**Exercise brief**:
Look for the string "contenir" and copy every line that has it.

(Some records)
■ ■ ■ ■ ■

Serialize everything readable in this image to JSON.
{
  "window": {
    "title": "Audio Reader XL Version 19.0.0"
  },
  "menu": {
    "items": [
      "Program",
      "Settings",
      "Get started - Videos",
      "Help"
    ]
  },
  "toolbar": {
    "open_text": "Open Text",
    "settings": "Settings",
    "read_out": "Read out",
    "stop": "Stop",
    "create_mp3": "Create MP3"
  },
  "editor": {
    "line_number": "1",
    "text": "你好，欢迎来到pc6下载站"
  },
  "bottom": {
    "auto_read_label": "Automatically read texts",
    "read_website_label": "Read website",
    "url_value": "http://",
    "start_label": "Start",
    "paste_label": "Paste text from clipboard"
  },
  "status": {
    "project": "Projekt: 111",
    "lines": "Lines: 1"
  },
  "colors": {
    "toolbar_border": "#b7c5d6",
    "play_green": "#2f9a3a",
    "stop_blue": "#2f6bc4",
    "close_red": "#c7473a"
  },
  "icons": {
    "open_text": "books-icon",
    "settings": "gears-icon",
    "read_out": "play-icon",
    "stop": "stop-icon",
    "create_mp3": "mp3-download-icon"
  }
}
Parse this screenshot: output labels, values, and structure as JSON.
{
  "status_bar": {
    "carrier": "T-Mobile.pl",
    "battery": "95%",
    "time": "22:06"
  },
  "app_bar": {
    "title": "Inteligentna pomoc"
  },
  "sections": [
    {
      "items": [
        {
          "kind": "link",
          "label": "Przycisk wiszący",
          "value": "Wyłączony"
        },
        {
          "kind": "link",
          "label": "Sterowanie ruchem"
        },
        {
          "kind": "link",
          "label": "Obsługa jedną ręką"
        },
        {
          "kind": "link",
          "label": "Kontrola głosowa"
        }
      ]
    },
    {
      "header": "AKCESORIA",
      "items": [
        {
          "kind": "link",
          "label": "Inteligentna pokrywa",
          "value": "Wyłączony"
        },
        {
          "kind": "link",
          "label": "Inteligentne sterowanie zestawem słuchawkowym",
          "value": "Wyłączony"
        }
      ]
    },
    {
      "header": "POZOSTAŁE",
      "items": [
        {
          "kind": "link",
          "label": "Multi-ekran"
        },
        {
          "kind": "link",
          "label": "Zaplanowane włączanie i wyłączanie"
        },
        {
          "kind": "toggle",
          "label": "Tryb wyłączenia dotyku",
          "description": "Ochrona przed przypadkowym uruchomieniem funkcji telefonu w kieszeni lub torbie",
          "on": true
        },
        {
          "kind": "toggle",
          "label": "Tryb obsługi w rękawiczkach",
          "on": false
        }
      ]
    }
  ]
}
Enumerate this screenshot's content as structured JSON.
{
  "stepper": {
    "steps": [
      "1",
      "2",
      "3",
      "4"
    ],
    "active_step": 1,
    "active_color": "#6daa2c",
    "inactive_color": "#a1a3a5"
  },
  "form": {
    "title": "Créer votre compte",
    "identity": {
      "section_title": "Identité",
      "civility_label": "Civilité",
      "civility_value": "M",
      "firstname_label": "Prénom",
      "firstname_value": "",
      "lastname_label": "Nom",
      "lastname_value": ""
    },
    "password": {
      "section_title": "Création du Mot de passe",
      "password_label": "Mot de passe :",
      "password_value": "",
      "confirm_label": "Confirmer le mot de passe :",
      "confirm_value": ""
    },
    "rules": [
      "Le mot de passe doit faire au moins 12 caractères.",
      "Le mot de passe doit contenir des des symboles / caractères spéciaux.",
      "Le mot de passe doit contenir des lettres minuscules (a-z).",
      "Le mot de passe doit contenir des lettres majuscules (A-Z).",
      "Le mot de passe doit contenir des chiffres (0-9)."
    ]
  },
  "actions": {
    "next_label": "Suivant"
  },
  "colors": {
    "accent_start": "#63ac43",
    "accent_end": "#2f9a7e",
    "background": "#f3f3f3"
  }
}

■ ■ ■ ■ ■

**The output**:
      "Le mot de passe doit contenir des des symboles / caractères spéciaux.",
      "Le mot de passe doit contenir des lettres minuscules (a-z).",
      "Le mot de passe doit contenir des lettres majuscules (A-Z).",
      "Le mot de passe doit contenir des chiffres (0-9)."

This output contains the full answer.